→ INSTRUCTIONS TO FOLLOW
Take from the listing each line that has the string "منصورة".

--- --- ---

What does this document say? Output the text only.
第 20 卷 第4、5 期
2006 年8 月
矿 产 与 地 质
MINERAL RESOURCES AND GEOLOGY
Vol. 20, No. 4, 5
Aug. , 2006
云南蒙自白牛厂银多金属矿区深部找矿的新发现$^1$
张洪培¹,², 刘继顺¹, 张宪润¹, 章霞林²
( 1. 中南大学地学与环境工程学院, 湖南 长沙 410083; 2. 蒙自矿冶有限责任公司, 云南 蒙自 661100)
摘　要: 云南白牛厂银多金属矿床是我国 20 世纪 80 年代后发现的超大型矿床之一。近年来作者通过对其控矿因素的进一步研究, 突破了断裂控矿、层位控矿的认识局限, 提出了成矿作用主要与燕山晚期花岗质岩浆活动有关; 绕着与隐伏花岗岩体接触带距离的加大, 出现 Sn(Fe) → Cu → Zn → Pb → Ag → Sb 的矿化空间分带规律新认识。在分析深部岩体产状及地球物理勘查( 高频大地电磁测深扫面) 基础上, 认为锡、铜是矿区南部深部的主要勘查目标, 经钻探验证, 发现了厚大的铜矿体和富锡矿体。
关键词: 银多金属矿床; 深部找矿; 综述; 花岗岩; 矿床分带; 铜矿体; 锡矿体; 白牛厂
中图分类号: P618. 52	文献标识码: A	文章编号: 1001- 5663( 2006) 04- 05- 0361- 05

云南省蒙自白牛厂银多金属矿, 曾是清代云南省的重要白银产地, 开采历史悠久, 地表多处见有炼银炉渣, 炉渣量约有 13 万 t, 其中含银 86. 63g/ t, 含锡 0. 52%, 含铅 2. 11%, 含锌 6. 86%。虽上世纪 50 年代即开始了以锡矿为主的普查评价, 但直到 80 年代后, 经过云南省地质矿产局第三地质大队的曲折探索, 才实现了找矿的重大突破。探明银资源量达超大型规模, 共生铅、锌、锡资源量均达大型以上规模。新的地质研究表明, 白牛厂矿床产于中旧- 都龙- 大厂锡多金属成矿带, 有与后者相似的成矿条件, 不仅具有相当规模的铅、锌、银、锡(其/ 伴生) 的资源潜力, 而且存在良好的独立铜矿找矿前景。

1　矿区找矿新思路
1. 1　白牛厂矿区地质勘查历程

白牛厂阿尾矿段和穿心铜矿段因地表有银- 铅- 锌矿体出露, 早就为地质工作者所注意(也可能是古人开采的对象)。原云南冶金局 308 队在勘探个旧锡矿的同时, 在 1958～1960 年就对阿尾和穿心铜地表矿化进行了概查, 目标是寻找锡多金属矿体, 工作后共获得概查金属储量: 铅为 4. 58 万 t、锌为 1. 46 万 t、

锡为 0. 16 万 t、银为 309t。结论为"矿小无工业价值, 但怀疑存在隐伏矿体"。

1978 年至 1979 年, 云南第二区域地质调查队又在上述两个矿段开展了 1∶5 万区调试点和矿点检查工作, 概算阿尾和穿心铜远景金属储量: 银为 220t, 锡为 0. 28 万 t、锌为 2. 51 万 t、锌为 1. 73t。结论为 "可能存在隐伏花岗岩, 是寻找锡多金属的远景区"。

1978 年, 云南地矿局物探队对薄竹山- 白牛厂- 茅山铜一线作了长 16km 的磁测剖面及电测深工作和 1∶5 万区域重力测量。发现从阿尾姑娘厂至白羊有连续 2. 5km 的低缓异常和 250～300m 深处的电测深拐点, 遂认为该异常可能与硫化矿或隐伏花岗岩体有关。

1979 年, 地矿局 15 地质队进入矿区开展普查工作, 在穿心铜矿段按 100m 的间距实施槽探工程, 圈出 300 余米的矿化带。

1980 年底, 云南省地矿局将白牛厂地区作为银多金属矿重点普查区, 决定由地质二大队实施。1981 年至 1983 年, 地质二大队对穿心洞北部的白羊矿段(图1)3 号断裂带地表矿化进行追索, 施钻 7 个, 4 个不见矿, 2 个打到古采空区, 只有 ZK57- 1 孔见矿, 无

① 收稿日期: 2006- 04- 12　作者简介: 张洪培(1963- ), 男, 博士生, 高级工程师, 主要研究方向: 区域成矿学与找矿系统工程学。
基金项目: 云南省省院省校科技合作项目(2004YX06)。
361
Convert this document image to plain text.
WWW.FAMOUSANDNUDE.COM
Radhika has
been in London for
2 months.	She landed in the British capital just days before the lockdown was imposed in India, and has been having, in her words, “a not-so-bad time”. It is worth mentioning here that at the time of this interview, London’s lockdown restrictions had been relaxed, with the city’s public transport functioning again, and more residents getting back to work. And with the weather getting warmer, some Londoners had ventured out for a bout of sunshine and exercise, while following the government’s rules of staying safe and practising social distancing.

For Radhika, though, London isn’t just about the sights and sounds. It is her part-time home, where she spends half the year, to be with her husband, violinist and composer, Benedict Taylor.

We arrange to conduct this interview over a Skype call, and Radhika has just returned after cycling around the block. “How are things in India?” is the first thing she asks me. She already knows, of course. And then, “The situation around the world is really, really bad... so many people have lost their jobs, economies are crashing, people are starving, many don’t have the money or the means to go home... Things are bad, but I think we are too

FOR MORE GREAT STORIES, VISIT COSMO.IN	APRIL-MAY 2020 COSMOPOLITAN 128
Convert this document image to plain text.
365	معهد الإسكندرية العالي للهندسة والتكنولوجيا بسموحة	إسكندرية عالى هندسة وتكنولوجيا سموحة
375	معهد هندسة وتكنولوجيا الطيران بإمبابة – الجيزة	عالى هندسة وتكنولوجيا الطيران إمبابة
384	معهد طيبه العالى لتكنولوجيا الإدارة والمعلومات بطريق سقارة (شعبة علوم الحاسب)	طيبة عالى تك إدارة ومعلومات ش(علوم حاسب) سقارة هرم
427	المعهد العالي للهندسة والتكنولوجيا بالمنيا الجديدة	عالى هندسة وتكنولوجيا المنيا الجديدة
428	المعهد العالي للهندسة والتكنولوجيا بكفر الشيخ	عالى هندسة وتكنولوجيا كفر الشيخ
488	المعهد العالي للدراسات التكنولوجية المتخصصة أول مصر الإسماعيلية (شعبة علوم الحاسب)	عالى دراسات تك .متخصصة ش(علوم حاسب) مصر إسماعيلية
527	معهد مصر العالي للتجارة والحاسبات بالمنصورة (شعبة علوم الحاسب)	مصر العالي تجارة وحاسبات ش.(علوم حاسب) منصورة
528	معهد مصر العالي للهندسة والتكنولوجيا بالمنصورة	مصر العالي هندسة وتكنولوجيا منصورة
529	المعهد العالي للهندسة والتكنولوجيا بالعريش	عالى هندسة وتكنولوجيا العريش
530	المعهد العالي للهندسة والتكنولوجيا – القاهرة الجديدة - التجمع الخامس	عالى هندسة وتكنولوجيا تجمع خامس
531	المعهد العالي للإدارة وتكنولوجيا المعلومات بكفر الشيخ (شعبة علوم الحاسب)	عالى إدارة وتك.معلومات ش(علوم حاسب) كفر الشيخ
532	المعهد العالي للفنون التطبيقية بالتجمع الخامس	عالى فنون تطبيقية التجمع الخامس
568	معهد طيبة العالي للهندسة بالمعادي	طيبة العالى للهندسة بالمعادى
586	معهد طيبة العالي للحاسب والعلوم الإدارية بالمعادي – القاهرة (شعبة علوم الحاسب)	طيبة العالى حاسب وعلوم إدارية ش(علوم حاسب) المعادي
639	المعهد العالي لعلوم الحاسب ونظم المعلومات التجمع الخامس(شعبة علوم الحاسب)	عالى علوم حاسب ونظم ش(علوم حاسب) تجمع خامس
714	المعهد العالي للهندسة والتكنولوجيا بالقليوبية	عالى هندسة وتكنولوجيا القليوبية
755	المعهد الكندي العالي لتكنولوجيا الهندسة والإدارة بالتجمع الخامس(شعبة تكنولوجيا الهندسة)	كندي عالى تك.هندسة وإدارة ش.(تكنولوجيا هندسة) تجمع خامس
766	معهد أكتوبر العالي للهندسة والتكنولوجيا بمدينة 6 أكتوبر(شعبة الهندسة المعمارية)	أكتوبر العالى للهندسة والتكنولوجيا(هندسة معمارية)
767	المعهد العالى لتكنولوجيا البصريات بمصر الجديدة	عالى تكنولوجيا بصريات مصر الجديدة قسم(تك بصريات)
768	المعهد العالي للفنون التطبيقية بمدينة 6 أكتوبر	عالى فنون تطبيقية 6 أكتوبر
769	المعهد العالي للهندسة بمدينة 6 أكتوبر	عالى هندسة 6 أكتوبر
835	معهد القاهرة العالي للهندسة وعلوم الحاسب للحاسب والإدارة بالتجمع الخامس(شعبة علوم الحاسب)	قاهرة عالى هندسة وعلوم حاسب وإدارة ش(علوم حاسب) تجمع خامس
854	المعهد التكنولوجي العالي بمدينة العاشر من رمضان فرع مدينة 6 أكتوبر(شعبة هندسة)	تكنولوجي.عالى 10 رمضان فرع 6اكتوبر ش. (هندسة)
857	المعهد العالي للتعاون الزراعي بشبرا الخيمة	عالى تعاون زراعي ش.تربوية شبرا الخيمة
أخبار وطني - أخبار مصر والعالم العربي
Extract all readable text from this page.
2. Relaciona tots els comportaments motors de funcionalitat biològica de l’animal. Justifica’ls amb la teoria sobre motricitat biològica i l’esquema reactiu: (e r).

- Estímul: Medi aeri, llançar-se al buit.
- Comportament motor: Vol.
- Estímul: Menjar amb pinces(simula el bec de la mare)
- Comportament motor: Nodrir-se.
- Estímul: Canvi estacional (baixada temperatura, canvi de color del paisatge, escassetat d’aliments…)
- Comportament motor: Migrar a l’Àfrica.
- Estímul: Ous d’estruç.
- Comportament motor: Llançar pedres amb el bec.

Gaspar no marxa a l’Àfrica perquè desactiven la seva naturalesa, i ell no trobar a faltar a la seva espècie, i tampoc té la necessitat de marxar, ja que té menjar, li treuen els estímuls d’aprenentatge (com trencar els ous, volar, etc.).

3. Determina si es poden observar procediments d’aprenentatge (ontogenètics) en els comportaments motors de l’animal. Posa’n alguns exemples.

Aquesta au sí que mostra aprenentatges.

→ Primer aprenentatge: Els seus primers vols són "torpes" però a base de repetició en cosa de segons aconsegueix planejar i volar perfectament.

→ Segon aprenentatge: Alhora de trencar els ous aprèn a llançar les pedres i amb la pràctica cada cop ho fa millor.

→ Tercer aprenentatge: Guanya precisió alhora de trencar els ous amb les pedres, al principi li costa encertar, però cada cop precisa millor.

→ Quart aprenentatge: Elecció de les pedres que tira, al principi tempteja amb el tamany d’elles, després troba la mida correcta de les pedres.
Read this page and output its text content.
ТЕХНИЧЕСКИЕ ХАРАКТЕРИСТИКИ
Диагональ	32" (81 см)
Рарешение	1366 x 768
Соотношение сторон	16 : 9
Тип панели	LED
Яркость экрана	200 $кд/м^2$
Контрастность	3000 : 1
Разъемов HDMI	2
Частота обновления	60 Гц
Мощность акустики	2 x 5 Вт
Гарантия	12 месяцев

--- --- ---

→ ANSWER IN FULL
527	معهد مصر العالي للتجارة والحاسبات بالمنصورة (شعبة علوم الحاسب)	مصر العالي تجارة وحاسبات ش.(علوم حاسب) منصورة
528	معهد مصر العالي للهندسة والتكنولوجيا بالمنصورة	مصر العالي هندسة وتكنولوجيا منصورة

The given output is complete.